> **Written instruction**:
Please set down all the lines beneath this one exactly, without the pictures.

○ ○ ○

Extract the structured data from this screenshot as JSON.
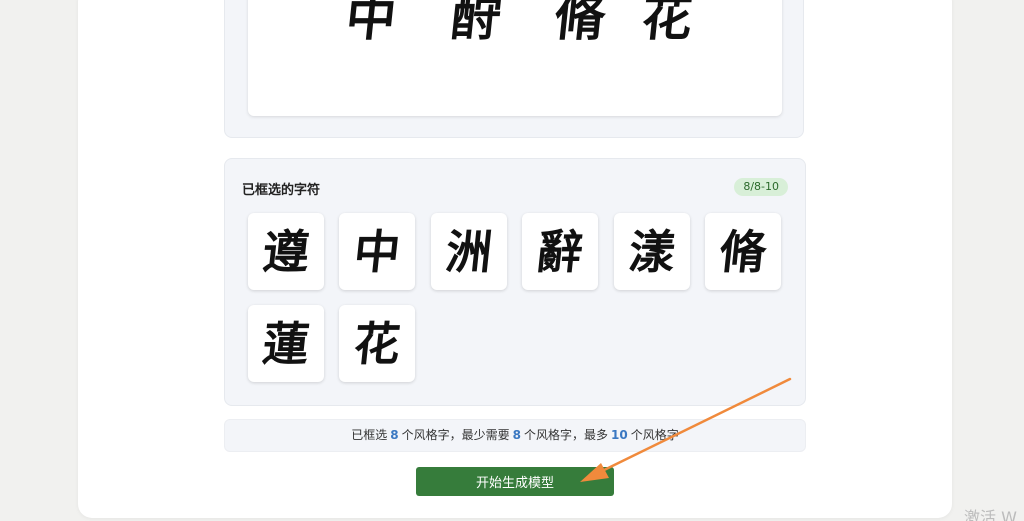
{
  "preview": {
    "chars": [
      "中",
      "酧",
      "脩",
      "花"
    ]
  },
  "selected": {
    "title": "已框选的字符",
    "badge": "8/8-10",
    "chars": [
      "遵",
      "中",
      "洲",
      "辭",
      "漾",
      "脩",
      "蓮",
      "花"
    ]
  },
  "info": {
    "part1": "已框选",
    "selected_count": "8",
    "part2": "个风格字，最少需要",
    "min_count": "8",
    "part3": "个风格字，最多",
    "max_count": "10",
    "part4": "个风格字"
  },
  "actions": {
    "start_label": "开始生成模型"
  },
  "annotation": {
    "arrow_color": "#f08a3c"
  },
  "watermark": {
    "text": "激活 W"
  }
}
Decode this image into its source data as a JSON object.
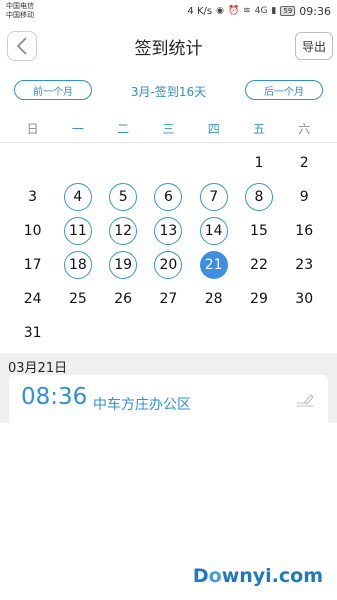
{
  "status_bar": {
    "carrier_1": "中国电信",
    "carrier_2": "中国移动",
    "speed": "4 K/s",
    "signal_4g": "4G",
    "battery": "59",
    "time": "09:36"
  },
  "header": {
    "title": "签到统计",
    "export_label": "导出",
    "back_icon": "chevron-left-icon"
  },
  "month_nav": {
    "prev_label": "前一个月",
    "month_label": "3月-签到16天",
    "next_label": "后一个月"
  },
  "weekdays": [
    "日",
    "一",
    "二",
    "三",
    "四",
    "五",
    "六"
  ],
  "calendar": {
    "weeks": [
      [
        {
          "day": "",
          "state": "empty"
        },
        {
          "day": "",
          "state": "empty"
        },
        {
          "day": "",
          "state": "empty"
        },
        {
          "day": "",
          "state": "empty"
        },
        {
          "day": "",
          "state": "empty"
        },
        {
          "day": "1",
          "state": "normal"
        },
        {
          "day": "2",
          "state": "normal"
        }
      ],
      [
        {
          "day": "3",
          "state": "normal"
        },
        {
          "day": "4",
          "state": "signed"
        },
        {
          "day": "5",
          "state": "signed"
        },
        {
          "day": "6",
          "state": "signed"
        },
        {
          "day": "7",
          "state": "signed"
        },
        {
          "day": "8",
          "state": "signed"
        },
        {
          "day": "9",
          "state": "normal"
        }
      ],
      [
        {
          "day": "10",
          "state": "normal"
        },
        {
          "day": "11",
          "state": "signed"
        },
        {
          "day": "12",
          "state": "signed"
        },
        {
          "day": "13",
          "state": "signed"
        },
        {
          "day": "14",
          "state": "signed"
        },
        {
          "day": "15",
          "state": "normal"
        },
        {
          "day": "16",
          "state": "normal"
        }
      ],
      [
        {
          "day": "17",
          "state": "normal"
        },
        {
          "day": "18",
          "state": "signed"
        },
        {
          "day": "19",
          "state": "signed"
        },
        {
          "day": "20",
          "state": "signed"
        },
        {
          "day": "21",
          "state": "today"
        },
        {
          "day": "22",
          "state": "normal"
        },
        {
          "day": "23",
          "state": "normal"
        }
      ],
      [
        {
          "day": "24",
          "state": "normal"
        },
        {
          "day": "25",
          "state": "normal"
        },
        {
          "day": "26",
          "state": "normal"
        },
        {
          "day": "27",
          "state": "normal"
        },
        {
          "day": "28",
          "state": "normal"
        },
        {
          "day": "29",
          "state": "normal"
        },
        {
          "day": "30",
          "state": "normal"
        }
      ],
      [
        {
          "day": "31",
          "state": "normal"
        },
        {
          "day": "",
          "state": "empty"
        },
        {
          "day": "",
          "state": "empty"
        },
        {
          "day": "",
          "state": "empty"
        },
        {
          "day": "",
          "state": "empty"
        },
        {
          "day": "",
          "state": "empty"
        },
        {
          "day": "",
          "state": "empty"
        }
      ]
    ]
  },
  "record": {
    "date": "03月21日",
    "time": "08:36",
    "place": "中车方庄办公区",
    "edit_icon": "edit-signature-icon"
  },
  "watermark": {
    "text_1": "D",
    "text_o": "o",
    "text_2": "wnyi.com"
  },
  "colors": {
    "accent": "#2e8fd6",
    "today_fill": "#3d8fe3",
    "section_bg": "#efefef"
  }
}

○ ○ ○

> **Correct output**:
Extract the structured data from this screenshot as JSON.
{
  "preview": {
    "chars": [
      "中",
      "酧",
      "脩",
      "花"
    ]
  },
  "selected": {
    "title": "已框选的字符",
    "badge": "8/8-10",
    "chars": [
      "遵",
      "中",
      "洲",
      "辭",
      "漾",
      "脩",
      "蓮",
      "花"
    ]
  },
  "info": {
    "part1": "已框选",
    "selected_count": "8",
    "part2": "个风格字，最少需要",
    "min_count": "8",
    "part3": "个风格字，最多",
    "max_count": "10",
    "part4": "个风格字"
  },
  "actions": {
    "start_label": "开始生成模型"
  },
  "annotation": {
    "arrow_color": "#f08a3c"
  },
  "watermark": {
    "text": "激活 W"
  }
}
Decode this image into its source data as a JSON object.
{
  "status_bar": {
    "carrier_1": "中国电信",
    "carrier_2": "中国移动",
    "speed": "4 K/s",
    "signal_4g": "4G",
    "battery": "59",
    "time": "09:36"
  },
  "header": {
    "title": "签到统计",
    "export_label": "导出",
    "back_icon": "chevron-left-icon"
  },
  "month_nav": {
    "prev_label": "前一个月",
    "month_label": "3月-签到16天",
    "next_label": "后一个月"
  },
  "weekdays": [
    "日",
    "一",
    "二",
    "三",
    "四",
    "五",
    "六"
  ],
  "calendar": {
    "weeks": [
      [
        {
          "day": "",
          "state": "empty"
        },
        {
          "day": "",
          "state": "empty"
        },
        {
          "day": "",
          "state": "empty"
        },
        {
          "day": "",
          "state": "empty"
        },
        {
          "day": "",
          "state": "empty"
        },
        {
          "day": "1",
          "state": "normal"
        },
        {
          "day": "2",
          "state": "normal"
        }
      ],
      [
        {
          "day": "3",
          "state": "normal"
        },
        {
          "day": "4",
          "state": "signed"
        },
        {
          "day": "5",
          "state": "signed"
        },
        {
          "day": "6",
          "state": "signed"
        },
        {
          "day": "7",
          "state": "signed"
        },
        {
          "day": "8",
          "state": "signed"
        },
        {
          "day": "9",
          "state": "normal"
        }
      ],
      [
        {
          "day": "10",
          "state": "normal"
        },
        {
          "day": "11",
          "state": "signed"
        },
        {
          "day": "12",
          "state": "signed"
        },
        {
          "day": "13",
          "state": "signed"
        },
        {
          "day": "14",
          "state": "signed"
        },
        {
          "day": "15",
          "state": "normal"
        },
        {
          "day": "16",
          "state": "normal"
        }
      ],
      [
        {
          "day": "17",
          "state": "normal"
        },
        {
          "day": "18",
          "state": "signed"
        },
        {
          "day": "19",
          "state": "signed"
        },
        {
          "day": "20",
          "state": "signed"
        },
        {
          "day": "21",
          "state": "today"
        },
        {
          "day": "22",
          "state": "normal"
        },
        {
          "day": "23",
          "state": "normal"
        }
      ],
      [
        {
          "day": "24",
          "state": "normal"
        },
        {
          "day": "25",
          "state": "normal"
        },
        {
          "day": "26",
          "state": "normal"
        },
        {
          "day": "27",
          "state": "normal"
        },
        {
          "day": "28",
          "state": "normal"
        },
        {
          "day": "29",
          "state": "normal"
        },
        {
          "day": "30",
          "state": "normal"
        }
      ],
      [
        {
          "day": "31",
          "state": "normal"
        },
        {
          "day": "",
          "state": "empty"
        },
        {
          "day": "",
          "state": "empty"
        },
        {
          "day": "",
          "state": "empty"
        },
        {
          "day": "",
          "state": "empty"
        },
        {
          "day": "",
          "state": "empty"
        },
        {
          "day": "",
          "state": "empty"
        }
      ]
    ]
  },
  "record": {
    "date": "03月21日",
    "time": "08:36",
    "place": "中车方庄办公区",
    "edit_icon": "edit-signature-icon"
  },
  "watermark": {
    "text_1": "D",
    "text_o": "o",
    "text_2": "wnyi.com"
  },
  "colors": {
    "accent": "#2e8fd6",
    "today_fill": "#3d8fe3",
    "section_bg": "#efefef"
  }
}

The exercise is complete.